• **Stated exercise**: Could you copy every line from the material below in which "data" appears?

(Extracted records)
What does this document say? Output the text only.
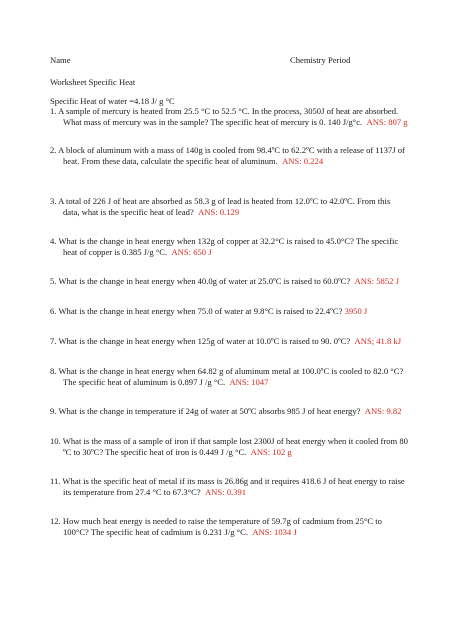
Name	Chemistry Period
Worksheet Specific Heat
Specific Heat of water =4.18 J/ g °C
1. A sample of mercury is heated from 25.5 °C to 52.5 °C. In the process, 3050J of heat are absorbed.
What mass of mercury was in the sample? The specific heat of mercury is 0. 140 J/g°c. ANS: 807 g
2. A block of aluminum with a mass of 140g is cooled from 98.4ºC to 62.2ºC with a release of 1137J of
heat. From these data, calculate the specific heat of aluminum. ANS: 0.224
3. A total of 226 J of heat are absorbed as 58.3 g of lead is heated from 12.0ºC to 42.0ºC. From this
data, what is the specific heat of lead? ANS: 0.129
4. What is the change in heat energy when 132g of copper at 32.2°C is raised to 45.0°C? The specific
heat of copper is 0.385 J/g °C. ANS: 650 J
5. What is the change in heat energy when 40.0g of water at 25.0ºC is raised to 60.0ºC? ANS: 5852 J
6. What is the change in heat energy when 75.0 of water at 9.8°C is raised to 22.4ºC? 3950 J
7. What is the change in heat energy when 125g of water at 10.0ºC is raised to 90. 0ºC? ANS; 41.8 kJ
8. What is the change in heat energy when 64.82 g of aluminum metal at 100.0ºC is cooled to 82.0 °C?
The specific heat of aluminum is 0.897 J /g °C. ANS: 1047
9. What is the change in temperature if 24g of water at 50ºC absorbs 985 J of heat energy? ANS: 9.82
10. What is the mass of a sample of iron if that sample lost 2300J of heat energy when it cooled from 80
ºC to 30ºC? The specific heat of iron is 0.449 J /g °C. ANS: 102 g
11. What is the specific heat of metal if its mass is 26.86g and it requires 418.6 J of heat energy to raise
its temperature from 27.4 °C to 67.3°C? ANS: 0.391
12. How much heat energy is needed to raise the temperature of 59.7g of cadmium from 25°C to
100°C? The specific heat of cadmium is 0.231 J/g °C. ANS: 1034 J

• **Result of the task**:
heat. From these data, calculate the specific heat of aluminum. ANS: 0.224
data, what is the specific heat of lead? ANS: 0.129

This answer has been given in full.